Records from a collection:

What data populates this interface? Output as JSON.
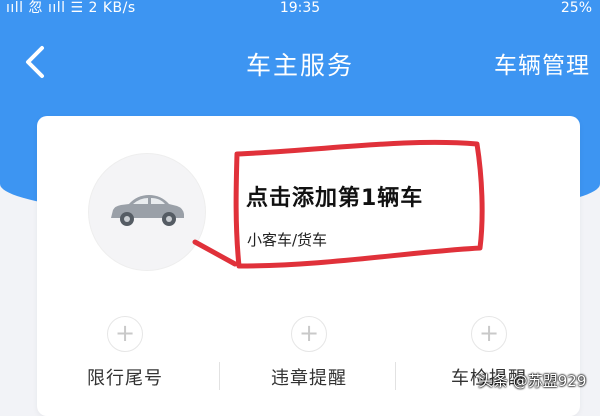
{
  "status_bar": {
    "left_text": "ııll 忽 ııll ☰ 2 KB/s",
    "time": "19:35",
    "battery": "25%"
  },
  "header": {
    "title": "车主服务",
    "right_action": "车辆管理",
    "back_icon": "chevron-left-icon"
  },
  "card": {
    "add_vehicle_title": "点击添加第1辆车",
    "vehicle_types": "小客车/货车",
    "car_icon": "car-icon",
    "functions": [
      {
        "label": "限行尾号",
        "icon": "plus-icon"
      },
      {
        "label": "违章提醒",
        "icon": "plus-icon"
      },
      {
        "label": "车检提醒",
        "icon": "plus-icon"
      }
    ]
  },
  "watermark": "头条 @苏盟929",
  "colors": {
    "primary_blue": "#3d95f2",
    "annotation_red": "#e0313a",
    "background": "#f2f3f7"
  }
}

### What is expected:
Every line is to be duplicated exactly, though pictures stay out.

### Exercise output:
What data populates this interface? Output as JSON.
{
  "status_bar": {
    "left_text": "ııll 忽 ııll ☰ 2 KB/s",
    "time": "19:35",
    "battery": "25%"
  },
  "header": {
    "title": "车主服务",
    "right_action": "车辆管理",
    "back_icon": "chevron-left-icon"
  },
  "card": {
    "add_vehicle_title": "点击添加第1辆车",
    "vehicle_types": "小客车/货车",
    "car_icon": "car-icon",
    "functions": [
      {
        "label": "限行尾号",
        "icon": "plus-icon"
      },
      {
        "label": "违章提醒",
        "icon": "plus-icon"
      },
      {
        "label": "车检提醒",
        "icon": "plus-icon"
      }
    ]
  },
  "watermark": "头条 @苏盟929",
  "colors": {
    "primary_blue": "#3d95f2",
    "annotation_red": "#e0313a",
    "background": "#f2f3f7"
  }
}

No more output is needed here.